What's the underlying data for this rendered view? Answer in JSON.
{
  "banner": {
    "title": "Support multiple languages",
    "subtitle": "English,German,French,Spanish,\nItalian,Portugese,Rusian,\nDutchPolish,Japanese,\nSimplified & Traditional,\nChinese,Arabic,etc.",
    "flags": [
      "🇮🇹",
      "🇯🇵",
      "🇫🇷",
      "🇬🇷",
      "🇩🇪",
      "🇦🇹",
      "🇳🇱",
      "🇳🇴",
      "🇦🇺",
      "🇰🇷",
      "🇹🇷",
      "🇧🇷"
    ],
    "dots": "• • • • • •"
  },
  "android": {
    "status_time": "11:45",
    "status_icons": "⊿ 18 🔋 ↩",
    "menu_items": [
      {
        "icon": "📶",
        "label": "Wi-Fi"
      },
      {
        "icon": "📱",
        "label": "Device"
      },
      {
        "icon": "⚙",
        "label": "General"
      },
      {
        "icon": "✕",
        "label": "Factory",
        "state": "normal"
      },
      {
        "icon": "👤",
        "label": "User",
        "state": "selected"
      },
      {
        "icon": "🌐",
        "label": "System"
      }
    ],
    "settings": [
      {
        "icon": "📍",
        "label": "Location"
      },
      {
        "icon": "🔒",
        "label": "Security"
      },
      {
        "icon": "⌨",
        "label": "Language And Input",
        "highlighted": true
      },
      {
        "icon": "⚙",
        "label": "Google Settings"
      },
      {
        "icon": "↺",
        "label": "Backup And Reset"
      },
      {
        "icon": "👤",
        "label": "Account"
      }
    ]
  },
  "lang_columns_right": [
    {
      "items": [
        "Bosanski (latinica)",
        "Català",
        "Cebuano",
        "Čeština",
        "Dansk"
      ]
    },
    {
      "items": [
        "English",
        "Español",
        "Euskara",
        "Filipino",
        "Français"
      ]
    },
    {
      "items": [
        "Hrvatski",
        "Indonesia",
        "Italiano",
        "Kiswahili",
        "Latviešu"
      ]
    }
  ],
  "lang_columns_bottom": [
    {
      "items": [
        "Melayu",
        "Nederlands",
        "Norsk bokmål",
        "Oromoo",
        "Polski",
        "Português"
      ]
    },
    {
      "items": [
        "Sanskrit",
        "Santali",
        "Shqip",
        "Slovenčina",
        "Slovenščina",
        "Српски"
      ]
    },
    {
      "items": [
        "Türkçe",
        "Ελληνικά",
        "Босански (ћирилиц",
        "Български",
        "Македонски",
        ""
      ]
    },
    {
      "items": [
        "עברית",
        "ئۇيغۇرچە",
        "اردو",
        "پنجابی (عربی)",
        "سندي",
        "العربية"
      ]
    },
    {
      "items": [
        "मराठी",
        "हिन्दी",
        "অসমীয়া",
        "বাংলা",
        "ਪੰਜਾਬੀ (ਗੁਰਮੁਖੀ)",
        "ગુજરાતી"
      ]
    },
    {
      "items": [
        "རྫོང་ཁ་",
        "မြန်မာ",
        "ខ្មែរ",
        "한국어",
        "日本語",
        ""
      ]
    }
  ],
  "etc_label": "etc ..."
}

◇ ◇ ◇ ◇ ◇ ◇ ◇

■ **Requirements**
Extract all of the data above without altering anything.

■ **Solution for this exercise**
What's the underlying data for this rendered view? Answer in JSON.
{
  "banner": {
    "title": "Support multiple languages",
    "subtitle": "English,German,French,Spanish,\nItalian,Portugese,Rusian,\nDutchPolish,Japanese,\nSimplified & Traditional,\nChinese,Arabic,etc.",
    "flags": [
      "🇮🇹",
      "🇯🇵",
      "🇫🇷",
      "🇬🇷",
      "🇩🇪",
      "🇦🇹",
      "🇳🇱",
      "🇳🇴",
      "🇦🇺",
      "🇰🇷",
      "🇹🇷",
      "🇧🇷"
    ],
    "dots": "• • • • • •"
  },
  "android": {
    "status_time": "11:45",
    "status_icons": "⊿ 18 🔋 ↩",
    "menu_items": [
      {
        "icon": "📶",
        "label": "Wi-Fi"
      },
      {
        "icon": "📱",
        "label": "Device"
      },
      {
        "icon": "⚙",
        "label": "General"
      },
      {
        "icon": "✕",
        "label": "Factory",
        "state": "normal"
      },
      {
        "icon": "👤",
        "label": "User",
        "state": "selected"
      },
      {
        "icon": "🌐",
        "label": "System"
      }
    ],
    "settings": [
      {
        "icon": "📍",
        "label": "Location"
      },
      {
        "icon": "🔒",
        "label": "Security"
      },
      {
        "icon": "⌨",
        "label": "Language And Input",
        "highlighted": true
      },
      {
        "icon": "⚙",
        "label": "Google Settings"
      },
      {
        "icon": "↺",
        "label": "Backup And Reset"
      },
      {
        "icon": "👤",
        "label": "Account"
      }
    ]
  },
  "lang_columns_right": [
    {
      "items": [
        "Bosanski (latinica)",
        "Català",
        "Cebuano",
        "Čeština",
        "Dansk"
      ]
    },
    {
      "items": [
        "English",
        "Español",
        "Euskara",
        "Filipino",
        "Français"
      ]
    },
    {
      "items": [
        "Hrvatski",
        "Indonesia",
        "Italiano",
        "Kiswahili",
        "Latviešu"
      ]
    }
  ],
  "lang_columns_bottom": [
    {
      "items": [
        "Melayu",
        "Nederlands",
        "Norsk bokmål",
        "Oromoo",
        "Polski",
        "Português"
      ]
    },
    {
      "items": [
        "Sanskrit",
        "Santali",
        "Shqip",
        "Slovenčina",
        "Slovenščina",
        "Српски"
      ]
    },
    {
      "items": [
        "Türkçe",
        "Ελληνικά",
        "Босански (ћирилиц",
        "Български",
        "Македонски",
        ""
      ]
    },
    {
      "items": [
        "עברית",
        "ئۇيغۇرچە",
        "اردو",
        "پنجابی (عربی)",
        "سندي",
        "العربية"
      ]
    },
    {
      "items": [
        "मराठी",
        "हिन्दी",
        "অসমীয়া",
        "বাংলা",
        "ਪੰਜਾਬੀ (ਗੁਰਮੁਖੀ)",
        "ગુજરાતી"
      ]
    },
    {
      "items": [
        "རྫོང་ཁ་",
        "မြန်မာ",
        "ខ្មែរ",
        "한국어",
        "日本語",
        ""
      ]
    }
  ],
  "etc_label": "etc ..."
}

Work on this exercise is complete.